# PROMPT
Can you print the data exactly and leave out each image?

[Collection entries]
-------

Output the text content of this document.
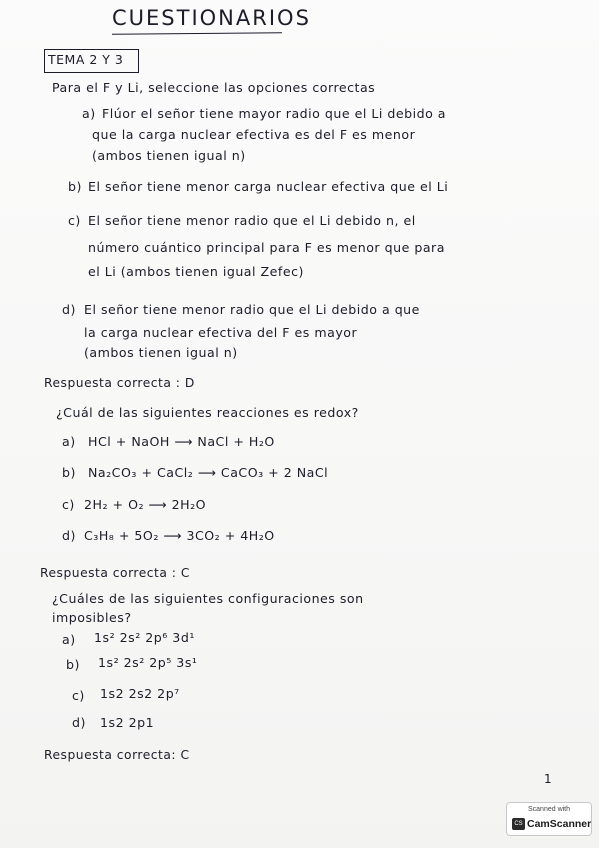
CUESTIONARIOS
TEMA 2 Y 3
Para el F y Li, seleccione las opciones correctas
a) Flúor el señor tiene mayor radio que el Li debido a
que la carga nuclear efectiva es del F es menor
(ambos tienen igual n)
b) El señor tiene menor carga nuclear efectiva que el Li
c) El señor tiene menor radio que el Li debido n, el
número cuántico principal para F es menor que para
el Li (ambos tienen igual Zefec)
d) El señor tiene menor radio que el Li debido a que
la carga nuclear efectiva del F es mayor
(ambos tienen igual n)
Respuesta correcta : D
¿Cuál de las siguientes reacciones es redox?
a) HCl + NaOH ⟶ NaCl + H₂O
b) Na₂CO₃ + CaCl₂ ⟶ CaCO₃ + 2 NaCl
c) 2H₂ + O₂ ⟶ 2H₂O
d) C₃H₈ + 5O₂ ⟶ 3CO₂ + 4H₂O
Respuesta correcta : C
¿Cuáles de las siguientes configuraciones son
imposibles?
a) 1s² 2s² 2p⁶ 3d¹
b) 1s² 2s² 2p⁵ 3s¹
c) 1s2 2s2 2p⁷
d) 1s2 2p1
Respuesta correcta: C
1
Scanned with
CS CamScanner
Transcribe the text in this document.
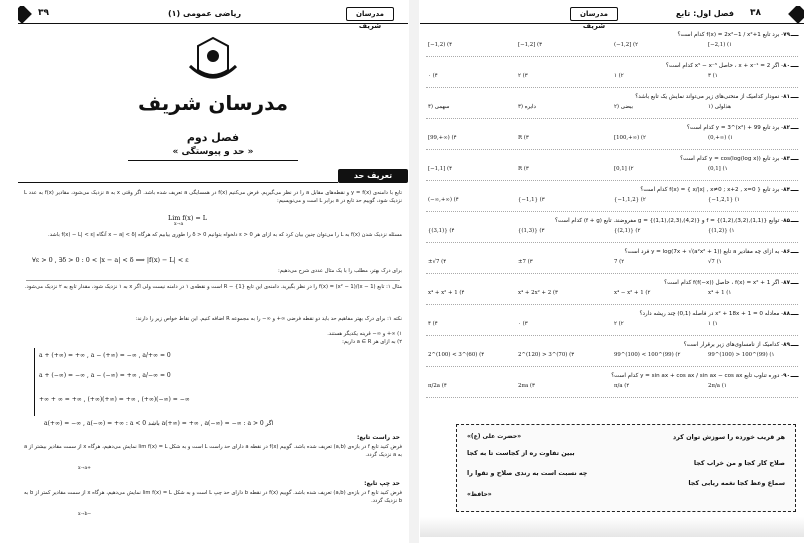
۳۹	ریاضی عمومی (۱)	مدرسان شریف
مدرسان شریف
فصل دوم
« حد و پیوستگی »
تعریف حد
تابع با دامنه‌ی y = f(x) و نقطه‌های مقابل a را در نظر می‌گیریم. فرض می‌کنیم f(x) در همسایگی a تعریف شده باشد. اگر وقتی x به a نزدیک می‌شود، مقادیر f(x) به عدد L نزدیک شود، گوییم حد تابع در a برابر L است و می‌نویسیم:
Lim f(x) = L
x→a
مسئله نزدیک شدن f(x) به L را می‌توان چنین بیان کرد که به ازای هر ε > 0 دلخواه بتوانیم δ > 0 را طوری بیابیم که هرگاه |x − a| < δ آنگاه |f(x) − L| < ε باشد.
∀ε > 0 , ∃δ > 0 : 0 < |x − a| < δ ⟹ |f(x) − L| < ε
برای درک بهتر، مطلب را با یک مثال عددی شرح می‌دهیم:
مثال ۱: تابع f(x) = (x² − 1)/(x − 1) را در نظر بگیرید. دامنه‌ی این تابع R − {1} است و نقطه‌ی ۱ در دامنه نیست ولی اگر x به ۱ نزدیک شود، مقدار تابع به ۲ نزدیک می‌شود.
نکته ۱: برای درک بهتر مفاهیم حد باید دو نقطه فرضی ∞+ و ∞− را به مجموعه R اضافه کنیم. این نقاط خواص زیر را دارند:
۱) ∞+ و ∞− قرینه یکدیگر هستند.
۲) به ازای هر a ∈ R داریم:
a + (+∞) = +∞ , a − (+∞) = −∞ , a/+∞ = 0
a + (−∞) = −∞ , a − (−∞) = +∞ , a/−∞ = 0
+∞ + ∞ = +∞ , (+∞)(+∞) = +∞ , (+∞)(−∞) = −∞
a(+∞) = −∞ , a(−∞) = +∞ : a < 0 باشد a(+∞) = +∞ , a(−∞) = −∞ : a > 0 اگر
حد راست تابع:
فرض کنید تابع f در بازه‌ی (a,b) تعریف شده باشد. گوییم f(x) در نقطه a دارای حد راست L است و به شکل lim f(x) = L نمایش می‌دهیم، هرگاه x از سمت مقادیر بیشتر از a به a نزدیک گردد.
x→a+
حد چپ تابع:
فرض کنید تابع f در بازه‌ی (a,b) تعریف شده باشد. گوییم f(x) در نقطه b دارای حد چپ L است و به شکل lim f(x) = L نمایش می‌دهیم، هرگاه x از سمت مقادیر کمتر از b به b نزدیک گردد.
x→b−
مدرسان شریف
فصل اول: تابع ۳۸
۷۹‑ برد تابع f(x) = 2x²−1 / x²+1 کدام است؟
[−1,2) (۴	[−1,2] (۳	(−1,2] (۲	[−2,1) (۱
۸۰‑ اگر x + x⁻¹ = 2 ، حاصل x⁵ − x⁻⁵ کدام است؟
۰ (۴	۲ (۳	۱ (۲	۳ (۱
۸۱‑ نمودار کدامیک از منحنی‌های زیر می‌تواند نمایش یک تابع باشد؟
سهمی (۴	دایره (۳	بیضی (۲	هذلولی (۱
۸۲‑ برد تابع y = 3^(x²) + 99 کدام است؟
[99,+∞) (۴	R (۳	[100,+∞) (۲	(0,+∞) (۱
۸۳‑ برد تابع y = cos(log(log x)) کدام است؟
[−1,1] (۴	R (۳	[0,1] (۲	(0,1] (۱
۸۴‑ برد تابع f(x) = { x/|x| , x≠0 ; x+2 , x=0 } کدام است؟
(−∞,+∞) (۴	{−1,1} (۳	{−1,1,2} (۲	{−1,2,1} (۱
۸۵‑ توابع f = {(1,2),(3,2),(1,1)} و g = {(1,1),(2,3),(4,2)} مفروضند. تابع (f + g) کدام است؟
{(3,1)} (۴	{(1,3)} (۳	{(2,1)} (۲	{(1,2)} (۱
۸۶‑ به ازای چه مقادیر a تابع y = log(7x + √(a²x² + 1)) فرد است؟
±√7 (۴	±7 (۳	7 (۲	√7 (۱
۸۷‑ اگر f(x) = x² + 1 ، حاصل f(f(−x)) کدام است؟
x⁴ + x² + 1 (۴	x⁴ + 2x² + 2 (۳	x⁴ − x² + 1 (۲	x⁴ + 1 (۱
۸۸‑ معادله x² + 18x + 1 = 0 در فاصله (0,1) چند ریشه دارد؟
۴ (۴	۰ (۳	۲ (۲	۱ (۱
۸۹‑ کدامیک از نامساوی‌های زیر برقرار است؟
2^(100) < 3^(60) (۴	2^(120) > 3^(70) (۳	99^(100) < 100^(99) (۲	99^(100) > 100^(99) (۱
۹۰‑ دوره تناوب تابع y = sin ax + cos ax / sin ax − cos ax کدام است؟
π/2a (۴	2πa (۳	π/a (۲	2π/a (۱
هر قریب خورده را سوزش توان کرد
«حضرت علی (ع)»
ببین تفاوت ره از کجاست تا به کجا
صلاح کار کجا و من خراب کجا
چه نسبت است به رندی صلاح و تقوا را
سماع وعظ کجا نغمه ربابی کجا
«حافظ»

-------

# EXPECTED ANSWER
Output the text content of this document.
CUESTIONARIOS
TEMA 2 Y 3
Para el F y Li, seleccione las opciones correctas
a) Flúor el señor tiene mayor radio que el Li debido a
que la carga nuclear efectiva es del F es menor
(ambos tienen igual n)
b) El señor tiene menor carga nuclear efectiva que el Li
c) El señor tiene menor radio que el Li debido n, el
número cuántico principal para F es menor que para
el Li (ambos tienen igual Zefec)
d) El señor tiene menor radio que el Li debido a que
la carga nuclear efectiva del F es mayor
(ambos tienen igual n)
Respuesta correcta : D
¿Cuál de las siguientes reacciones es redox?
a) HCl + NaOH ⟶ NaCl + H₂O
b) Na₂CO₃ + CaCl₂ ⟶ CaCO₃ + 2 NaCl
c) 2H₂ + O₂ ⟶ 2H₂O
d) C₃H₈ + 5O₂ ⟶ 3CO₂ + 4H₂O
Respuesta correcta : C
¿Cuáles de las siguientes configuraciones son
imposibles?
a) 1s² 2s² 2p⁶ 3d¹
b) 1s² 2s² 2p⁵ 3s¹
c) 1s2 2s2 2p⁷
d) 1s2 2p1
Respuesta correcta: C
1
Scanned with
CS CamScanner
Transcribe the text in this document.
۳۹	ریاضی عمومی (۱)	مدرسان شریف
مدرسان شریف
فصل دوم
« حد و پیوستگی »
تعریف حد
تابع با دامنه‌ی y = f(x) و نقطه‌های مقابل a را در نظر می‌گیریم. فرض می‌کنیم f(x) در همسایگی a تعریف شده باشد. اگر وقتی x به a نزدیک می‌شود، مقادیر f(x) به عدد L نزدیک شود، گوییم حد تابع در a برابر L است و می‌نویسیم:
Lim f(x) = L
x→a
مسئله نزدیک شدن f(x) به L را می‌توان چنین بیان کرد که به ازای هر ε > 0 دلخواه بتوانیم δ > 0 را طوری بیابیم که هرگاه |x − a| < δ آنگاه |f(x) − L| < ε باشد.
∀ε > 0 , ∃δ > 0 : 0 < |x − a| < δ ⟹ |f(x) − L| < ε
برای درک بهتر، مطلب را با یک مثال عددی شرح می‌دهیم:
مثال ۱: تابع f(x) = (x² − 1)/(x − 1) را در نظر بگیرید. دامنه‌ی این تابع R − {1} است و نقطه‌ی ۱ در دامنه نیست ولی اگر x به ۱ نزدیک شود، مقدار تابع به ۲ نزدیک می‌شود.
نکته ۱: برای درک بهتر مفاهیم حد باید دو نقطه فرضی ∞+ و ∞− را به مجموعه R اضافه کنیم. این نقاط خواص زیر را دارند:
۱) ∞+ و ∞− قرینه یکدیگر هستند.
۲) به ازای هر a ∈ R داریم:
a + (+∞) = +∞ , a − (+∞) = −∞ , a/+∞ = 0
a + (−∞) = −∞ , a − (−∞) = +∞ , a/−∞ = 0
+∞ + ∞ = +∞ , (+∞)(+∞) = +∞ , (+∞)(−∞) = −∞
a(+∞) = −∞ , a(−∞) = +∞ : a < 0 باشد a(+∞) = +∞ , a(−∞) = −∞ : a > 0 اگر
حد راست تابع:
فرض کنید تابع f در بازه‌ی (a,b) تعریف شده باشد. گوییم f(x) در نقطه a دارای حد راست L است و به شکل lim f(x) = L نمایش می‌دهیم، هرگاه x از سمت مقادیر بیشتر از a به a نزدیک گردد.
x→a+
حد چپ تابع:
فرض کنید تابع f در بازه‌ی (a,b) تعریف شده باشد. گوییم f(x) در نقطه b دارای حد چپ L است و به شکل lim f(x) = L نمایش می‌دهیم، هرگاه x از سمت مقادیر کمتر از b به b نزدیک گردد.
x→b−
مدرسان شریف
فصل اول: تابع ۳۸
۷۹‑ برد تابع f(x) = 2x²−1 / x²+1 کدام است؟
[−1,2) (۴	[−1,2] (۳	(−1,2] (۲	[−2,1) (۱
۸۰‑ اگر x + x⁻¹ = 2 ، حاصل x⁵ − x⁻⁵ کدام است؟
۰ (۴	۲ (۳	۱ (۲	۳ (۱
۸۱‑ نمودار کدامیک از منحنی‌های زیر می‌تواند نمایش یک تابع باشد؟
سهمی (۴	دایره (۳	بیضی (۲	هذلولی (۱
۸۲‑ برد تابع y = 3^(x²) + 99 کدام است؟
[99,+∞) (۴	R (۳	[100,+∞) (۲	(0,+∞) (۱
۸۳‑ برد تابع y = cos(log(log x)) کدام است؟
[−1,1] (۴	R (۳	[0,1] (۲	(0,1] (۱
۸۴‑ برد تابع f(x) = { x/|x| , x≠0 ; x+2 , x=0 } کدام است؟
(−∞,+∞) (۴	{−1,1} (۳	{−1,1,2} (۲	{−1,2,1} (۱
۸۵‑ توابع f = {(1,2),(3,2),(1,1)} و g = {(1,1),(2,3),(4,2)} مفروضند. تابع (f + g) کدام است؟
{(3,1)} (۴	{(1,3)} (۳	{(2,1)} (۲	{(1,2)} (۱
۸۶‑ به ازای چه مقادیر a تابع y = log(7x + √(a²x² + 1)) فرد است؟
±√7 (۴	±7 (۳	7 (۲	√7 (۱
۸۷‑ اگر f(x) = x² + 1 ، حاصل f(f(−x)) کدام است؟
x⁴ + x² + 1 (۴	x⁴ + 2x² + 2 (۳	x⁴ − x² + 1 (۲	x⁴ + 1 (۱
۸۸‑ معادله x² + 18x + 1 = 0 در فاصله (0,1) چند ریشه دارد؟
۴ (۴	۰ (۳	۲ (۲	۱ (۱
۸۹‑ کدامیک از نامساوی‌های زیر برقرار است؟
2^(100) < 3^(60) (۴	2^(120) > 3^(70) (۳	99^(100) < 100^(99) (۲	99^(100) > 100^(99) (۱
۹۰‑ دوره تناوب تابع y = sin ax + cos ax / sin ax − cos ax کدام است؟
π/2a (۴	2πa (۳	π/a (۲	2π/a (۱
هر قریب خورده را سوزش توان کرد
«حضرت علی (ع)»
ببین تفاوت ره از کجاست تا به کجا
صلاح کار کجا و من خراب کجا
چه نسبت است به رندی صلاح و تقوا را
سماع وعظ کجا نغمه ربابی کجا
«حافظ»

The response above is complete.